• _Task directions_: Copy out the listing exactly.

[Figure data in JSON]
>> Begin
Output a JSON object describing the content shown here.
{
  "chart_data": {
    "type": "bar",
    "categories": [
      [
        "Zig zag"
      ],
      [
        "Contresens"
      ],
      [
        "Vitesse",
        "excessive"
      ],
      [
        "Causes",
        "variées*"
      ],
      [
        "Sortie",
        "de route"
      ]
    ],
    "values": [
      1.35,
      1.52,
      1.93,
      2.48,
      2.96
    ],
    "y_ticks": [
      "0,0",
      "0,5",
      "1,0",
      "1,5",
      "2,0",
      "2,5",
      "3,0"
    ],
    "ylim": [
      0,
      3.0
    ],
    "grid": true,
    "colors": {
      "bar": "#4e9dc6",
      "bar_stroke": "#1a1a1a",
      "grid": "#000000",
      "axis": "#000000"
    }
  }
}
>> End
• _Correct output_:
Output a JSON object describing the content shown here.
{
  "chart_data": {
    "type": "bar",
    "categories": [
      [
        "Zig zag"
      ],
      [
        "Contresens"
      ],
      [
        "Vitesse",
        "excessive"
      ],
      [
        "Causes",
        "variées*"
      ],
      [
        "Sortie",
        "de route"
      ]
    ],
    "values": [
      1.35,
      1.52,
      1.93,
      2.48,
      2.96
    ],
    "y_ticks": [
      "0,0",
      "0,5",
      "1,0",
      "1,5",
      "2,0",
      "2,5",
      "3,0"
    ],
    "ylim": [
      0,
      3.0
    ],
    "grid": true,
    "colors": {
      "bar": "#4e9dc6",
      "bar_stroke": "#1a1a1a",
      "grid": "#000000",
      "axis": "#000000"
    }
  }
}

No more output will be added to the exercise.